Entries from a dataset
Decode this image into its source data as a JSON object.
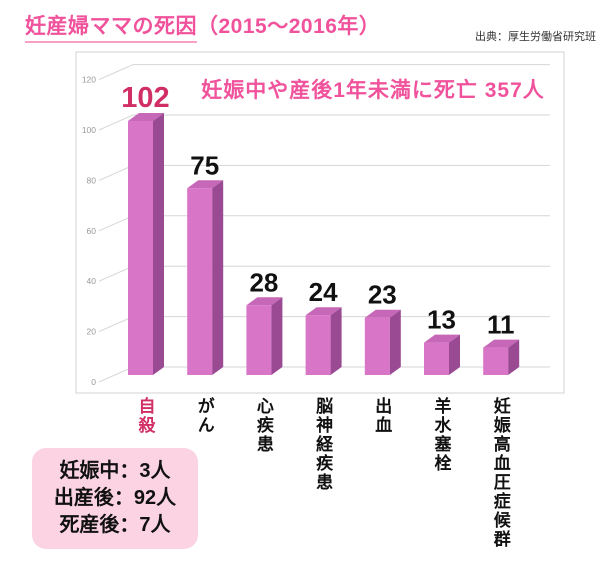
{
  "header": {
    "title_main": "妊産婦ママの死因",
    "title_period": "（2015〜2016年）",
    "source": "出典：厚生労働省研究班"
  },
  "chart_data": {
    "type": "bar",
    "style": "3d-column",
    "title": "妊産婦ママの死因（2015〜2016年）",
    "annotation": "妊娠中や産後1年未満に死亡 357人",
    "categories": [
      "自殺",
      "がん",
      "心疾患",
      "脳神経疾患",
      "出血",
      "羊水塞栓",
      "妊娠高血圧症候群"
    ],
    "values": [
      102,
      75,
      28,
      24,
      23,
      13,
      11
    ],
    "highlight_index": 0,
    "yticks": [
      0,
      20,
      40,
      60,
      80,
      100,
      120
    ],
    "ylim": [
      0,
      120
    ],
    "xlabel": "",
    "ylabel": "",
    "legend": false,
    "grid": true,
    "colors": {
      "bar_front": "#d975c7",
      "bar_top": "#c767b7",
      "bar_side": "#9a4a92",
      "highlight": "#d12e66",
      "value_label": "#111111",
      "category_label": "#111111",
      "pink_accent": "#f0529c",
      "grid": "#d6d6d6",
      "tick_label": "#999999",
      "frame": "#d3d3d3"
    }
  },
  "note_box": {
    "lines": [
      "妊娠中：3人",
      "出産後：92人",
      "死産後：7人"
    ]
  }
}
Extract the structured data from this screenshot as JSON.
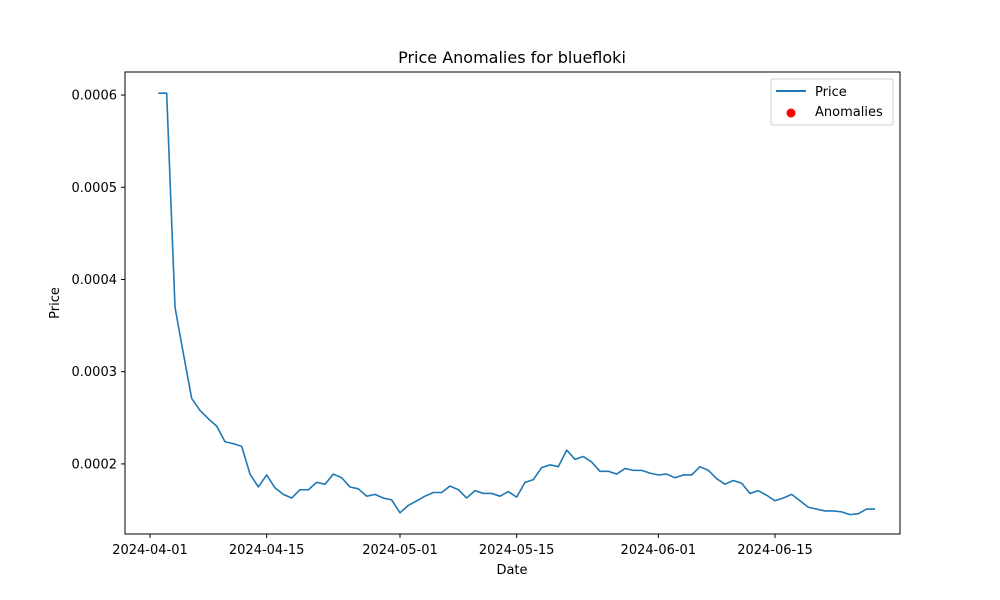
{
  "chart_data": {
    "type": "line",
    "title": "Price Anomalies for bluefloki",
    "xlabel": "Date",
    "ylabel": "Price",
    "x_ticks": [
      "2024-04-01",
      "2024-04-15",
      "2024-05-01",
      "2024-05-15",
      "2024-06-01",
      "2024-06-15"
    ],
    "y_ticks": [
      "0.0002",
      "0.0003",
      "0.0004",
      "0.0005",
      "0.0006"
    ],
    "xlim": [
      "2024-03-29",
      "2024-06-30"
    ],
    "ylim": [
      0.000124,
      0.000625
    ],
    "legend": {
      "placement": "top-right",
      "entries": [
        {
          "label": "Price",
          "kind": "line",
          "color": "#1f77b4"
        },
        {
          "label": "Anomalies",
          "kind": "marker",
          "color": "#ff0000"
        }
      ]
    },
    "series": [
      {
        "name": "Price",
        "color": "#1f77b4",
        "points": [
          [
            "2024-04-02",
            0.000602
          ],
          [
            "2024-04-03",
            0.000602
          ],
          [
            "2024-04-04",
            0.00037
          ],
          [
            "2024-04-05",
            0.00032
          ],
          [
            "2024-04-06",
            0.000271
          ],
          [
            "2024-04-07",
            0.000258
          ],
          [
            "2024-04-08",
            0.000249
          ],
          [
            "2024-04-09",
            0.000241
          ],
          [
            "2024-04-10",
            0.000224
          ],
          [
            "2024-04-11",
            0.000222
          ],
          [
            "2024-04-12",
            0.000219
          ],
          [
            "2024-04-13",
            0.000189
          ],
          [
            "2024-04-14",
            0.000175
          ],
          [
            "2024-04-15",
            0.000188
          ],
          [
            "2024-04-16",
            0.000174
          ],
          [
            "2024-04-17",
            0.000167
          ],
          [
            "2024-04-18",
            0.000163
          ],
          [
            "2024-04-19",
            0.000172
          ],
          [
            "2024-04-20",
            0.000172
          ],
          [
            "2024-04-21",
            0.00018
          ],
          [
            "2024-04-22",
            0.000178
          ],
          [
            "2024-04-23",
            0.000189
          ],
          [
            "2024-04-24",
            0.000185
          ],
          [
            "2024-04-25",
            0.000175
          ],
          [
            "2024-04-26",
            0.000173
          ],
          [
            "2024-04-27",
            0.000165
          ],
          [
            "2024-04-28",
            0.000167
          ],
          [
            "2024-04-29",
            0.000163
          ],
          [
            "2024-04-30",
            0.000161
          ],
          [
            "2024-05-01",
            0.000147
          ],
          [
            "2024-05-02",
            0.000155
          ],
          [
            "2024-05-03",
            0.00016
          ],
          [
            "2024-05-04",
            0.000165
          ],
          [
            "2024-05-05",
            0.000169
          ],
          [
            "2024-05-06",
            0.000169
          ],
          [
            "2024-05-07",
            0.000176
          ],
          [
            "2024-05-08",
            0.000172
          ],
          [
            "2024-05-09",
            0.000163
          ],
          [
            "2024-05-10",
            0.000171
          ],
          [
            "2024-05-11",
            0.000168
          ],
          [
            "2024-05-12",
            0.000168
          ],
          [
            "2024-05-13",
            0.000165
          ],
          [
            "2024-05-14",
            0.00017
          ],
          [
            "2024-05-15",
            0.000164
          ],
          [
            "2024-05-16",
            0.00018
          ],
          [
            "2024-05-17",
            0.000183
          ],
          [
            "2024-05-18",
            0.000196
          ],
          [
            "2024-05-19",
            0.000199
          ],
          [
            "2024-05-20",
            0.000197
          ],
          [
            "2024-05-21",
            0.000215
          ],
          [
            "2024-05-22",
            0.000205
          ],
          [
            "2024-05-23",
            0.000208
          ],
          [
            "2024-05-24",
            0.000202
          ],
          [
            "2024-05-25",
            0.000192
          ],
          [
            "2024-05-26",
            0.000192
          ],
          [
            "2024-05-27",
            0.000189
          ],
          [
            "2024-05-28",
            0.000195
          ],
          [
            "2024-05-29",
            0.000193
          ],
          [
            "2024-05-30",
            0.000193
          ],
          [
            "2024-05-31",
            0.00019
          ],
          [
            "2024-06-01",
            0.000188
          ],
          [
            "2024-06-02",
            0.000189
          ],
          [
            "2024-06-03",
            0.000185
          ],
          [
            "2024-06-04",
            0.000188
          ],
          [
            "2024-06-05",
            0.000188
          ],
          [
            "2024-06-06",
            0.000197
          ],
          [
            "2024-06-07",
            0.000193
          ],
          [
            "2024-06-08",
            0.000184
          ],
          [
            "2024-06-09",
            0.000178
          ],
          [
            "2024-06-10",
            0.000182
          ],
          [
            "2024-06-11",
            0.000179
          ],
          [
            "2024-06-12",
            0.000168
          ],
          [
            "2024-06-13",
            0.000171
          ],
          [
            "2024-06-14",
            0.000166
          ],
          [
            "2024-06-15",
            0.00016
          ],
          [
            "2024-06-16",
            0.000163
          ],
          [
            "2024-06-17",
            0.000167
          ],
          [
            "2024-06-18",
            0.00016
          ],
          [
            "2024-06-19",
            0.000153
          ],
          [
            "2024-06-20",
            0.000151
          ],
          [
            "2024-06-21",
            0.000149
          ],
          [
            "2024-06-22",
            0.000149
          ],
          [
            "2024-06-23",
            0.000148
          ],
          [
            "2024-06-24",
            0.000145
          ],
          [
            "2024-06-25",
            0.000146
          ],
          [
            "2024-06-26",
            0.000151
          ],
          [
            "2024-06-27",
            0.000151
          ]
        ]
      }
    ],
    "anomalies": []
  }
}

● **Description of the task**
Keep the pictures out of the copy and write out the data exactly as it stands.

● **Task response**
Decode this image into its source data as a JSON object.
{
  "header": {
    "title_main": "妊産婦ママの死因",
    "title_period": "（2015〜2016年）",
    "source": "出典：厚生労働省研究班"
  },
  "chart_data": {
    "type": "bar",
    "style": "3d-column",
    "title": "妊産婦ママの死因（2015〜2016年）",
    "annotation": "妊娠中や産後1年未満に死亡 357人",
    "categories": [
      "自殺",
      "がん",
      "心疾患",
      "脳神経疾患",
      "出血",
      "羊水塞栓",
      "妊娠高血圧症候群"
    ],
    "values": [
      102,
      75,
      28,
      24,
      23,
      13,
      11
    ],
    "highlight_index": 0,
    "yticks": [
      0,
      20,
      40,
      60,
      80,
      100,
      120
    ],
    "ylim": [
      0,
      120
    ],
    "xlabel": "",
    "ylabel": "",
    "legend": false,
    "grid": true,
    "colors": {
      "bar_front": "#d975c7",
      "bar_top": "#c767b7",
      "bar_side": "#9a4a92",
      "highlight": "#d12e66",
      "value_label": "#111111",
      "category_label": "#111111",
      "pink_accent": "#f0529c",
      "grid": "#d6d6d6",
      "tick_label": "#999999",
      "frame": "#d3d3d3"
    }
  },
  "note_box": {
    "lines": [
      "妊娠中：3人",
      "出産後：92人",
      "死産後：7人"
    ]
  }
}
Extract the structured data from this screenshot as JSON.
{
  "chart_data": {
    "type": "line",
    "title": "Price Anomalies for bluefloki",
    "xlabel": "Date",
    "ylabel": "Price",
    "x_ticks": [
      "2024-04-01",
      "2024-04-15",
      "2024-05-01",
      "2024-05-15",
      "2024-06-01",
      "2024-06-15"
    ],
    "y_ticks": [
      "0.0002",
      "0.0003",
      "0.0004",
      "0.0005",
      "0.0006"
    ],
    "xlim": [
      "2024-03-29",
      "2024-06-30"
    ],
    "ylim": [
      0.000124,
      0.000625
    ],
    "legend": {
      "placement": "top-right",
      "entries": [
        {
          "label": "Price",
          "kind": "line",
          "color": "#1f77b4"
        },
        {
          "label": "Anomalies",
          "kind": "marker",
          "color": "#ff0000"
        }
      ]
    },
    "series": [
      {
        "name": "Price",
        "color": "#1f77b4",
        "points": [
          [
            "2024-04-02",
            0.000602
          ],
          [
            "2024-04-03",
            0.000602
          ],
          [
            "2024-04-04",
            0.00037
          ],
          [
            "2024-04-05",
            0.00032
          ],
          [
            "2024-04-06",
            0.000271
          ],
          [
            "2024-04-07",
            0.000258
          ],
          [
            "2024-04-08",
            0.000249
          ],
          [
            "2024-04-09",
            0.000241
          ],
          [
            "2024-04-10",
            0.000224
          ],
          [
            "2024-04-11",
            0.000222
          ],
          [
            "2024-04-12",
            0.000219
          ],
          [
            "2024-04-13",
            0.000189
          ],
          [
            "2024-04-14",
            0.000175
          ],
          [
            "2024-04-15",
            0.000188
          ],
          [
            "2024-04-16",
            0.000174
          ],
          [
            "2024-04-17",
            0.000167
          ],
          [
            "2024-04-18",
            0.000163
          ],
          [
            "2024-04-19",
            0.000172
          ],
          [
            "2024-04-20",
            0.000172
          ],
          [
            "2024-04-21",
            0.00018
          ],
          [
            "2024-04-22",
            0.000178
          ],
          [
            "2024-04-23",
            0.000189
          ],
          [
            "2024-04-24",
            0.000185
          ],
          [
            "2024-04-25",
            0.000175
          ],
          [
            "2024-04-26",
            0.000173
          ],
          [
            "2024-04-27",
            0.000165
          ],
          [
            "2024-04-28",
            0.000167
          ],
          [
            "2024-04-29",
            0.000163
          ],
          [
            "2024-04-30",
            0.000161
          ],
          [
            "2024-05-01",
            0.000147
          ],
          [
            "2024-05-02",
            0.000155
          ],
          [
            "2024-05-03",
            0.00016
          ],
          [
            "2024-05-04",
            0.000165
          ],
          [
            "2024-05-05",
            0.000169
          ],
          [
            "2024-05-06",
            0.000169
          ],
          [
            "2024-05-07",
            0.000176
          ],
          [
            "2024-05-08",
            0.000172
          ],
          [
            "2024-05-09",
            0.000163
          ],
          [
            "2024-05-10",
            0.000171
          ],
          [
            "2024-05-11",
            0.000168
          ],
          [
            "2024-05-12",
            0.000168
          ],
          [
            "2024-05-13",
            0.000165
          ],
          [
            "2024-05-14",
            0.00017
          ],
          [
            "2024-05-15",
            0.000164
          ],
          [
            "2024-05-16",
            0.00018
          ],
          [
            "2024-05-17",
            0.000183
          ],
          [
            "2024-05-18",
            0.000196
          ],
          [
            "2024-05-19",
            0.000199
          ],
          [
            "2024-05-20",
            0.000197
          ],
          [
            "2024-05-21",
            0.000215
          ],
          [
            "2024-05-22",
            0.000205
          ],
          [
            "2024-05-23",
            0.000208
          ],
          [
            "2024-05-24",
            0.000202
          ],
          [
            "2024-05-25",
            0.000192
          ],
          [
            "2024-05-26",
            0.000192
          ],
          [
            "2024-05-27",
            0.000189
          ],
          [
            "2024-05-28",
            0.000195
          ],
          [
            "2024-05-29",
            0.000193
          ],
          [
            "2024-05-30",
            0.000193
          ],
          [
            "2024-05-31",
            0.00019
          ],
          [
            "2024-06-01",
            0.000188
          ],
          [
            "2024-06-02",
            0.000189
          ],
          [
            "2024-06-03",
            0.000185
          ],
          [
            "2024-06-04",
            0.000188
          ],
          [
            "2024-06-05",
            0.000188
          ],
          [
            "2024-06-06",
            0.000197
          ],
          [
            "2024-06-07",
            0.000193
          ],
          [
            "2024-06-08",
            0.000184
          ],
          [
            "2024-06-09",
            0.000178
          ],
          [
            "2024-06-10",
            0.000182
          ],
          [
            "2024-06-11",
            0.000179
          ],
          [
            "2024-06-12",
            0.000168
          ],
          [
            "2024-06-13",
            0.000171
          ],
          [
            "2024-06-14",
            0.000166
          ],
          [
            "2024-06-15",
            0.00016
          ],
          [
            "2024-06-16",
            0.000163
          ],
          [
            "2024-06-17",
            0.000167
          ],
          [
            "2024-06-18",
            0.00016
          ],
          [
            "2024-06-19",
            0.000153
          ],
          [
            "2024-06-20",
            0.000151
          ],
          [
            "2024-06-21",
            0.000149
          ],
          [
            "2024-06-22",
            0.000149
          ],
          [
            "2024-06-23",
            0.000148
          ],
          [
            "2024-06-24",
            0.000145
          ],
          [
            "2024-06-25",
            0.000146
          ],
          [
            "2024-06-26",
            0.000151
          ],
          [
            "2024-06-27",
            0.000151
          ]
        ]
      }
    ],
    "anomalies": []
  }
}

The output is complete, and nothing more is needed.